▸ What you should do
What follows is a set of records; repeat all of them exactly.

[Dataset items]
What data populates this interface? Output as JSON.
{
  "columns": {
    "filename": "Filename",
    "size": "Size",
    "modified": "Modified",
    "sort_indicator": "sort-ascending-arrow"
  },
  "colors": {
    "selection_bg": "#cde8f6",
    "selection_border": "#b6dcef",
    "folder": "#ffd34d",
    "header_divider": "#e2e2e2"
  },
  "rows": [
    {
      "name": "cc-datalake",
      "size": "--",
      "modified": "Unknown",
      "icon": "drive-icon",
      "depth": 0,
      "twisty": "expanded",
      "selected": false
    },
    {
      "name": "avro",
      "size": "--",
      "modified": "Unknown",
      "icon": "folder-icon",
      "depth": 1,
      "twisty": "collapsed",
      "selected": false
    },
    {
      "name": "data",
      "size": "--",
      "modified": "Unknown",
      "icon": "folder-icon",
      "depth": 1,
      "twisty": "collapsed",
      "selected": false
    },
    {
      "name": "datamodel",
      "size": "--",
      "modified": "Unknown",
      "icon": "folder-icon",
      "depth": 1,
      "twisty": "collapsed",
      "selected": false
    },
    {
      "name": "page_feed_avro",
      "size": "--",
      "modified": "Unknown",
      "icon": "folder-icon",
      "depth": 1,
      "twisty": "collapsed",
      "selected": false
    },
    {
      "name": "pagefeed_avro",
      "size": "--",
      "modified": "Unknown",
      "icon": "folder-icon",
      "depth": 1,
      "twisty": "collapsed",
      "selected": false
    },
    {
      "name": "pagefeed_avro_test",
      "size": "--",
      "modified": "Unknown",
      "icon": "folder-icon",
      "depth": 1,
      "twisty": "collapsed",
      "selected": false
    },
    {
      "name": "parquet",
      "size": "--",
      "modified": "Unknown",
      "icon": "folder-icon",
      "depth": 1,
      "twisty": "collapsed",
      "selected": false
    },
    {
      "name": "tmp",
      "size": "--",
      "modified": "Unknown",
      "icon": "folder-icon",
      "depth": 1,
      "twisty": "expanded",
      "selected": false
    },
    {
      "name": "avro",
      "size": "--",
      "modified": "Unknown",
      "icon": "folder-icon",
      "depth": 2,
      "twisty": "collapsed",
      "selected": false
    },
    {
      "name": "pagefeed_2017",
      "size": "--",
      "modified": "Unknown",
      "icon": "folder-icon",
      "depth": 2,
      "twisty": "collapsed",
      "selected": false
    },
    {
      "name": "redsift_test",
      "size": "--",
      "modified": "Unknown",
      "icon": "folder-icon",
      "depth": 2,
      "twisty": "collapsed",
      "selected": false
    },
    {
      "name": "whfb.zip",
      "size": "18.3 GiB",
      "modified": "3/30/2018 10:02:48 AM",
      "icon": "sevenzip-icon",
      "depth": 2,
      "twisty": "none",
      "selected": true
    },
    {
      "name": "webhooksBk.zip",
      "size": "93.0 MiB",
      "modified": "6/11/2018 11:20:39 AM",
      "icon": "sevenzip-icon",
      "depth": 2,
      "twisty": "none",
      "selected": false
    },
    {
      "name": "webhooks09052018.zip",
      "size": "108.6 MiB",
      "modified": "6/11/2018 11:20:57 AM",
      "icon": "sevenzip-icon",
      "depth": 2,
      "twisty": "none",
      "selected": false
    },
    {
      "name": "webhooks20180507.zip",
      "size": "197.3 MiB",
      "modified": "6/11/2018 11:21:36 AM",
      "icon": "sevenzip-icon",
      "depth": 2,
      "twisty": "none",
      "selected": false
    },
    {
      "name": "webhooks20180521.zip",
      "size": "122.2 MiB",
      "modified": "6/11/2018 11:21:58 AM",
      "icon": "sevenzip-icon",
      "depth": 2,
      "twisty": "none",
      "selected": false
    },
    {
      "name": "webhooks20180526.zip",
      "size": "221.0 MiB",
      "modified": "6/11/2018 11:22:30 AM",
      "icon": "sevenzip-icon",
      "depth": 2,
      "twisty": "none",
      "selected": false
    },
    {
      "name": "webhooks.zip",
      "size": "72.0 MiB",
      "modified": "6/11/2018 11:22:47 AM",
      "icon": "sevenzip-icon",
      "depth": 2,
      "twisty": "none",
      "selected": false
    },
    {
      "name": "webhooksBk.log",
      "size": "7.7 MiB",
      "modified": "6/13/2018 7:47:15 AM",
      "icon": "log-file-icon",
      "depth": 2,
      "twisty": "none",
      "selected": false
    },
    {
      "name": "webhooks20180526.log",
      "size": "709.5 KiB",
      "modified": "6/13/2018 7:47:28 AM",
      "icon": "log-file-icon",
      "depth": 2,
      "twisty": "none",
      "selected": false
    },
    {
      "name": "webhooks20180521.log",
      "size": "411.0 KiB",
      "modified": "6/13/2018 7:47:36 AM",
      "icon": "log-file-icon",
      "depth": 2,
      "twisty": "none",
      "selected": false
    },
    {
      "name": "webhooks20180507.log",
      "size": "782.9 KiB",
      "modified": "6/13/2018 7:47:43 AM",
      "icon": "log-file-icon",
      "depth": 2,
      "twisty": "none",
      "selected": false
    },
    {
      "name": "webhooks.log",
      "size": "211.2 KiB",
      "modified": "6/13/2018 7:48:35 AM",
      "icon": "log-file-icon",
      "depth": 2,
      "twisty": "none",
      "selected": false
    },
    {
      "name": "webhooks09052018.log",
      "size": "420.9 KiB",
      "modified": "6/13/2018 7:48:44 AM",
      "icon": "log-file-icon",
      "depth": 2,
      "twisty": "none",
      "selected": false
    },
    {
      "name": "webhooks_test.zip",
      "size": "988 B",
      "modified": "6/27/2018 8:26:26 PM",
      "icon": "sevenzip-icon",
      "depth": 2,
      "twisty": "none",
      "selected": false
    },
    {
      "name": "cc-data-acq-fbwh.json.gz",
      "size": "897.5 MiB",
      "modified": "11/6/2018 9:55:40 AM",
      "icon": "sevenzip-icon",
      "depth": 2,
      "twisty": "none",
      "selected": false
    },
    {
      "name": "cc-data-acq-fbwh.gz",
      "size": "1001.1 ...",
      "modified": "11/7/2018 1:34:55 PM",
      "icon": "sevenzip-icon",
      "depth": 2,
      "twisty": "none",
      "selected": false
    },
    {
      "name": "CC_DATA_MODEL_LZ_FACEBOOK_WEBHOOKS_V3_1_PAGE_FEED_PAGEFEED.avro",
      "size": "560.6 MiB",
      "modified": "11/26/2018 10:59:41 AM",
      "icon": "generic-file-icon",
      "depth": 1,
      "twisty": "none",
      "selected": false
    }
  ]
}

▸ Expected answer
What data populates this interface? Output as JSON.
{
  "columns": {
    "filename": "Filename",
    "size": "Size",
    "modified": "Modified",
    "sort_indicator": "sort-ascending-arrow"
  },
  "colors": {
    "selection_bg": "#cde8f6",
    "selection_border": "#b6dcef",
    "folder": "#ffd34d",
    "header_divider": "#e2e2e2"
  },
  "rows": [
    {
      "name": "cc-datalake",
      "size": "--",
      "modified": "Unknown",
      "icon": "drive-icon",
      "depth": 0,
      "twisty": "expanded",
      "selected": false
    },
    {
      "name": "avro",
      "size": "--",
      "modified": "Unknown",
      "icon": "folder-icon",
      "depth": 1,
      "twisty": "collapsed",
      "selected": false
    },
    {
      "name": "data",
      "size": "--",
      "modified": "Unknown",
      "icon": "folder-icon",
      "depth": 1,
      "twisty": "collapsed",
      "selected": false
    },
    {
      "name": "datamodel",
      "size": "--",
      "modified": "Unknown",
      "icon": "folder-icon",
      "depth": 1,
      "twisty": "collapsed",
      "selected": false
    },
    {
      "name": "page_feed_avro",
      "size": "--",
      "modified": "Unknown",
      "icon": "folder-icon",
      "depth": 1,
      "twisty": "collapsed",
      "selected": false
    },
    {
      "name": "pagefeed_avro",
      "size": "--",
      "modified": "Unknown",
      "icon": "folder-icon",
      "depth": 1,
      "twisty": "collapsed",
      "selected": false
    },
    {
      "name": "pagefeed_avro_test",
      "size": "--",
      "modified": "Unknown",
      "icon": "folder-icon",
      "depth": 1,
      "twisty": "collapsed",
      "selected": false
    },
    {
      "name": "parquet",
      "size": "--",
      "modified": "Unknown",
      "icon": "folder-icon",
      "depth": 1,
      "twisty": "collapsed",
      "selected": false
    },
    {
      "name": "tmp",
      "size": "--",
      "modified": "Unknown",
      "icon": "folder-icon",
      "depth": 1,
      "twisty": "expanded",
      "selected": false
    },
    {
      "name": "avro",
      "size": "--",
      "modified": "Unknown",
      "icon": "folder-icon",
      "depth": 2,
      "twisty": "collapsed",
      "selected": false
    },
    {
      "name": "pagefeed_2017",
      "size": "--",
      "modified": "Unknown",
      "icon": "folder-icon",
      "depth": 2,
      "twisty": "collapsed",
      "selected": false
    },
    {
      "name": "redsift_test",
      "size": "--",
      "modified": "Unknown",
      "icon": "folder-icon",
      "depth": 2,
      "twisty": "collapsed",
      "selected": false
    },
    {
      "name": "whfb.zip",
      "size": "18.3 GiB",
      "modified": "3/30/2018 10:02:48 AM",
      "icon": "sevenzip-icon",
      "depth": 2,
      "twisty": "none",
      "selected": true
    },
    {
      "name": "webhooksBk.zip",
      "size": "93.0 MiB",
      "modified": "6/11/2018 11:20:39 AM",
      "icon": "sevenzip-icon",
      "depth": 2,
      "twisty": "none",
      "selected": false
    },
    {
      "name": "webhooks09052018.zip",
      "size": "108.6 MiB",
      "modified": "6/11/2018 11:20:57 AM",
      "icon": "sevenzip-icon",
      "depth": 2,
      "twisty": "none",
      "selected": false
    },
    {
      "name": "webhooks20180507.zip",
      "size": "197.3 MiB",
      "modified": "6/11/2018 11:21:36 AM",
      "icon": "sevenzip-icon",
      "depth": 2,
      "twisty": "none",
      "selected": false
    },
    {
      "name": "webhooks20180521.zip",
      "size": "122.2 MiB",
      "modified": "6/11/2018 11:21:58 AM",
      "icon": "sevenzip-icon",
      "depth": 2,
      "twisty": "none",
      "selected": false
    },
    {
      "name": "webhooks20180526.zip",
      "size": "221.0 MiB",
      "modified": "6/11/2018 11:22:30 AM",
      "icon": "sevenzip-icon",
      "depth": 2,
      "twisty": "none",
      "selected": false
    },
    {
      "name": "webhooks.zip",
      "size": "72.0 MiB",
      "modified": "6/11/2018 11:22:47 AM",
      "icon": "sevenzip-icon",
      "depth": 2,
      "twisty": "none",
      "selected": false
    },
    {
      "name": "webhooksBk.log",
      "size": "7.7 MiB",
      "modified": "6/13/2018 7:47:15 AM",
      "icon": "log-file-icon",
      "depth": 2,
      "twisty": "none",
      "selected": false
    },
    {
      "name": "webhooks20180526.log",
      "size": "709.5 KiB",
      "modified": "6/13/2018 7:47:28 AM",
      "icon": "log-file-icon",
      "depth": 2,
      "twisty": "none",
      "selected": false
    },
    {
      "name": "webhooks20180521.log",
      "size": "411.0 KiB",
      "modified": "6/13/2018 7:47:36 AM",
      "icon": "log-file-icon",
      "depth": 2,
      "twisty": "none",
      "selected": false
    },
    {
      "name": "webhooks20180507.log",
      "size": "782.9 KiB",
      "modified": "6/13/2018 7:47:43 AM",
      "icon": "log-file-icon",
      "depth": 2,
      "twisty": "none",
      "selected": false
    },
    {
      "name": "webhooks.log",
      "size": "211.2 KiB",
      "modified": "6/13/2018 7:48:35 AM",
      "icon": "log-file-icon",
      "depth": 2,
      "twisty": "none",
      "selected": false
    },
    {
      "name": "webhooks09052018.log",
      "size": "420.9 KiB",
      "modified": "6/13/2018 7:48:44 AM",
      "icon": "log-file-icon",
      "depth": 2,
      "twisty": "none",
      "selected": false
    },
    {
      "name": "webhooks_test.zip",
      "size": "988 B",
      "modified": "6/27/2018 8:26:26 PM",
      "icon": "sevenzip-icon",
      "depth": 2,
      "twisty": "none",
      "selected": false
    },
    {
      "name": "cc-data-acq-fbwh.json.gz",
      "size": "897.5 MiB",
      "modified": "11/6/2018 9:55:40 AM",
      "icon": "sevenzip-icon",
      "depth": 2,
      "twisty": "none",
      "selected": false
    },
    {
      "name": "cc-data-acq-fbwh.gz",
      "size": "1001.1 ...",
      "modified": "11/7/2018 1:34:55 PM",
      "icon": "sevenzip-icon",
      "depth": 2,
      "twisty": "none",
      "selected": false
    },
    {
      "name": "CC_DATA_MODEL_LZ_FACEBOOK_WEBHOOKS_V3_1_PAGE_FEED_PAGEFEED.avro",
      "size": "560.6 MiB",
      "modified": "11/26/2018 10:59:41 AM",
      "icon": "generic-file-icon",
      "depth": 1,
      "twisty": "none",
      "selected": false
    }
  ]
}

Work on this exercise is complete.